### Written exercise
Your task is to copy each line that has the word "this".

### Raw data
[BEGIN]
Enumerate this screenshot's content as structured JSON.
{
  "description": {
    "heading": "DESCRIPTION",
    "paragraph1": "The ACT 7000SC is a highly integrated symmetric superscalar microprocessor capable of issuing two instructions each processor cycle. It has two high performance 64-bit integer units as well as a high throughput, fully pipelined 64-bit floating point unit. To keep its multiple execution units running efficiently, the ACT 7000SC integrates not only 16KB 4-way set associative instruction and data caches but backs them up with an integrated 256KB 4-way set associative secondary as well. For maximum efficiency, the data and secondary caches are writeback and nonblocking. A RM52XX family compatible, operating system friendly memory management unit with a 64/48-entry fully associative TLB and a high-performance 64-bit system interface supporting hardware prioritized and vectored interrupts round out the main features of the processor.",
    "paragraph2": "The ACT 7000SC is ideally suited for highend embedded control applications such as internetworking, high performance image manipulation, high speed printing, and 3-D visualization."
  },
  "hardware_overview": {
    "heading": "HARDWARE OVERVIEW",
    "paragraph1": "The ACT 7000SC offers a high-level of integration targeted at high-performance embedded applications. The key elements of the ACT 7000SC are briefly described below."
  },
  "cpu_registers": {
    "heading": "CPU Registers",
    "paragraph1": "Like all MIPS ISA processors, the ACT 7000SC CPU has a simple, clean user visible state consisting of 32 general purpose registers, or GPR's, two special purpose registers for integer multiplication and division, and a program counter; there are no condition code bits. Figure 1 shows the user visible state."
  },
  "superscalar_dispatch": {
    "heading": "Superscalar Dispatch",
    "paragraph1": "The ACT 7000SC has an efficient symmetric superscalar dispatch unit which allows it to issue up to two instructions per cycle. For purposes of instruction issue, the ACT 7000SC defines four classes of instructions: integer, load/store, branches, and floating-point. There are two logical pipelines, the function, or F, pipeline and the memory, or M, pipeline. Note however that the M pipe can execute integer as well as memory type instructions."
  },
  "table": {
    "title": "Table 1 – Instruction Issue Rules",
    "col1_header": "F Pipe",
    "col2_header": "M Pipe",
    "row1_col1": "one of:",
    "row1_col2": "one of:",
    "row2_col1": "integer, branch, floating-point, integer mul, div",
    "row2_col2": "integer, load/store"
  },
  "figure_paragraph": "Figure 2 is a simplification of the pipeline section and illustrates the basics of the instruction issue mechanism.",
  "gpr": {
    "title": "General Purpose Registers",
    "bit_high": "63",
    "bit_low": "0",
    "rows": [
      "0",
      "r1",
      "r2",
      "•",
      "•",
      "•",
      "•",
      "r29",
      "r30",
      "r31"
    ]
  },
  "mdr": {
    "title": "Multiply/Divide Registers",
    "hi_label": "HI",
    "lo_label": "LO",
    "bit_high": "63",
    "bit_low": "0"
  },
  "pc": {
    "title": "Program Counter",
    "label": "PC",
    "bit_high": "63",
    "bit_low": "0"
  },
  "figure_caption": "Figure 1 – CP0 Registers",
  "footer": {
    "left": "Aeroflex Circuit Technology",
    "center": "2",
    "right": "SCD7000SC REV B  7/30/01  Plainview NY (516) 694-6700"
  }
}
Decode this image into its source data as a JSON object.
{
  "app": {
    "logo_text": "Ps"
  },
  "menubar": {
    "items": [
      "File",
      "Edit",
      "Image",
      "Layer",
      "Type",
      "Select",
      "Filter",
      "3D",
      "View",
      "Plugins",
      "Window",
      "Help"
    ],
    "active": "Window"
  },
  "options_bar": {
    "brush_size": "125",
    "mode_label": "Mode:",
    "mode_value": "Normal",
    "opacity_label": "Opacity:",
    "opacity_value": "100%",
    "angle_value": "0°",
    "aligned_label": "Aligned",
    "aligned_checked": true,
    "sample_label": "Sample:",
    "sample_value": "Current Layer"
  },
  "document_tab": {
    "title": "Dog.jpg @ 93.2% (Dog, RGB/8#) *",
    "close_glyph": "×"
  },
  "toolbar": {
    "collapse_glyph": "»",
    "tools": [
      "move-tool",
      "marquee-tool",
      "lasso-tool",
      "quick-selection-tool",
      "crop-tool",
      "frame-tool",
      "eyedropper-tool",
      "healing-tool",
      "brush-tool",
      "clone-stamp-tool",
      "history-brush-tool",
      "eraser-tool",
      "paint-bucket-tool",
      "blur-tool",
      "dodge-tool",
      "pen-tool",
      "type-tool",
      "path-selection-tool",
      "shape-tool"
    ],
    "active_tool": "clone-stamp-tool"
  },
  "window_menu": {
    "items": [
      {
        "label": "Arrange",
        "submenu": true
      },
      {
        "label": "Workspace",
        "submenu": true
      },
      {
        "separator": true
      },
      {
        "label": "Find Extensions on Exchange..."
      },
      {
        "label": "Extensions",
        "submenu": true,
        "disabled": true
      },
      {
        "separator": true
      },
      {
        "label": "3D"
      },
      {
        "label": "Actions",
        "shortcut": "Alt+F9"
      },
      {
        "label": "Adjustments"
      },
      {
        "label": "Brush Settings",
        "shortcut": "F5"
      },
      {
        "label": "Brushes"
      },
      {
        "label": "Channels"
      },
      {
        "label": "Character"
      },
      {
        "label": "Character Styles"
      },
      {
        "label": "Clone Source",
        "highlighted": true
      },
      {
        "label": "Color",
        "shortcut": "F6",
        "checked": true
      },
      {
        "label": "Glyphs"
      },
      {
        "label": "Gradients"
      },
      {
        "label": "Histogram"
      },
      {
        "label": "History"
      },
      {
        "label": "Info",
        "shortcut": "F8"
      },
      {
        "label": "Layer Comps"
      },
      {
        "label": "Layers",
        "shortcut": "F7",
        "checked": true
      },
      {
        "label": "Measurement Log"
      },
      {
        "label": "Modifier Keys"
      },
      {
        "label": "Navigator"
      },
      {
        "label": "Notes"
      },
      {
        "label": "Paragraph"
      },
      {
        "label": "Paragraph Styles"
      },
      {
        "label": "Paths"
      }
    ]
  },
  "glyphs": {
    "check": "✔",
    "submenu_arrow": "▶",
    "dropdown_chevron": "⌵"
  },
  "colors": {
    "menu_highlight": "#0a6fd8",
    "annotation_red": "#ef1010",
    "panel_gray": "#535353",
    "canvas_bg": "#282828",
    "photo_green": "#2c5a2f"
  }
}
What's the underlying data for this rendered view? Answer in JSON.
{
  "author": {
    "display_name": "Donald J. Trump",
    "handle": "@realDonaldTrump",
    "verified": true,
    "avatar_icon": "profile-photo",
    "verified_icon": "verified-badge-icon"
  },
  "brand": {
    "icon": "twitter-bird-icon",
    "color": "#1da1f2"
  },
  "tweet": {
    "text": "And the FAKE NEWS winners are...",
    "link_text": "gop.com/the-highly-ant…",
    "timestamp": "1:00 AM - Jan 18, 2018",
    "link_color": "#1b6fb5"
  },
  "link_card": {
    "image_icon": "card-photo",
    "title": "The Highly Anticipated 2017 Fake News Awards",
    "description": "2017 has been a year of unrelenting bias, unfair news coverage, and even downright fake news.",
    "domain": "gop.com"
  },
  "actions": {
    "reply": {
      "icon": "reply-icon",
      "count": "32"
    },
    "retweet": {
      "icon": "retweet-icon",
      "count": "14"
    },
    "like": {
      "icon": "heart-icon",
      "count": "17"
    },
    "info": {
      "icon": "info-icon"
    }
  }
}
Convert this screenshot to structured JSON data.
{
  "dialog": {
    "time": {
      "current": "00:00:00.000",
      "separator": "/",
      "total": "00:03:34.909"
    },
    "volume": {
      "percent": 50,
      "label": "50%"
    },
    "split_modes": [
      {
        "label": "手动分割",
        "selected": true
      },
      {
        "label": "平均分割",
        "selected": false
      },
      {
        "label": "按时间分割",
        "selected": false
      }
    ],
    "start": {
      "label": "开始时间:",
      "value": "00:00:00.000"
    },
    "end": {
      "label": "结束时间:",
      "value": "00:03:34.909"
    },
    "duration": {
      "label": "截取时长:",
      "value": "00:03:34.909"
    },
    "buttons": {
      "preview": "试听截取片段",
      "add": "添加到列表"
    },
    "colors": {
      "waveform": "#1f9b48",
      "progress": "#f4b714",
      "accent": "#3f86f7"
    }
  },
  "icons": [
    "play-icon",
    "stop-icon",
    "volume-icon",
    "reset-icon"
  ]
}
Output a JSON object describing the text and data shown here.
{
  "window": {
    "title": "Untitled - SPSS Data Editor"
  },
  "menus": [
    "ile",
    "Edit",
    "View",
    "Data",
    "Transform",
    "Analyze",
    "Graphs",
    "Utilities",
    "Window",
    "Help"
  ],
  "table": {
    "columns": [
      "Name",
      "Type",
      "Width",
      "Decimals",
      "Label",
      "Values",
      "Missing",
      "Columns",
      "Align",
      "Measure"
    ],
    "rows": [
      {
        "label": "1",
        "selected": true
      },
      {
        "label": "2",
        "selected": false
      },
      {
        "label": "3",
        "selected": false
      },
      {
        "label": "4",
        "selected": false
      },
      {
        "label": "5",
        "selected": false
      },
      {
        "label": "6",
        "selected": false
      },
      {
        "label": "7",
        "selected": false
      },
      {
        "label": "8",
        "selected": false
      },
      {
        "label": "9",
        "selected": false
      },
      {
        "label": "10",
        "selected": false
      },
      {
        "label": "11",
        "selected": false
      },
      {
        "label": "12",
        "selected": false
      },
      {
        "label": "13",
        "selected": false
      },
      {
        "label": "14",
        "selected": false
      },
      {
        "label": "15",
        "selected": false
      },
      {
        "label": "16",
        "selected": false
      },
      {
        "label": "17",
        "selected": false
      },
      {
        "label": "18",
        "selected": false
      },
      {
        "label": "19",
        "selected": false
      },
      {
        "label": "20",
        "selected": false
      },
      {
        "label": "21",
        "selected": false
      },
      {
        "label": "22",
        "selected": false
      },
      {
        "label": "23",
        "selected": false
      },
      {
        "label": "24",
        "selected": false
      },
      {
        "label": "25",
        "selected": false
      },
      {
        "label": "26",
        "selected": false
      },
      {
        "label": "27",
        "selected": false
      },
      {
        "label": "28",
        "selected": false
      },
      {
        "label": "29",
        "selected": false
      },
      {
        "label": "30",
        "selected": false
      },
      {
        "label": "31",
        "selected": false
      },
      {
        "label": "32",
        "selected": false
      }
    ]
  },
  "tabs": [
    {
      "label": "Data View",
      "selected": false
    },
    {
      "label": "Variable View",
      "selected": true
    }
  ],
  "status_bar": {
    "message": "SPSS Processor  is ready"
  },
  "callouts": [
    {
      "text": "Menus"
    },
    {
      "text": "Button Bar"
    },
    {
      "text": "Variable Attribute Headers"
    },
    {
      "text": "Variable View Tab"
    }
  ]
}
[END]
### Solution to the problem
Enumerate this screenshot's content as structured JSON.
Decode this image into its source data as a JSON object.
What's the underlying data for this rendered view? Answer in JSON.
Convert this screenshot to structured JSON data.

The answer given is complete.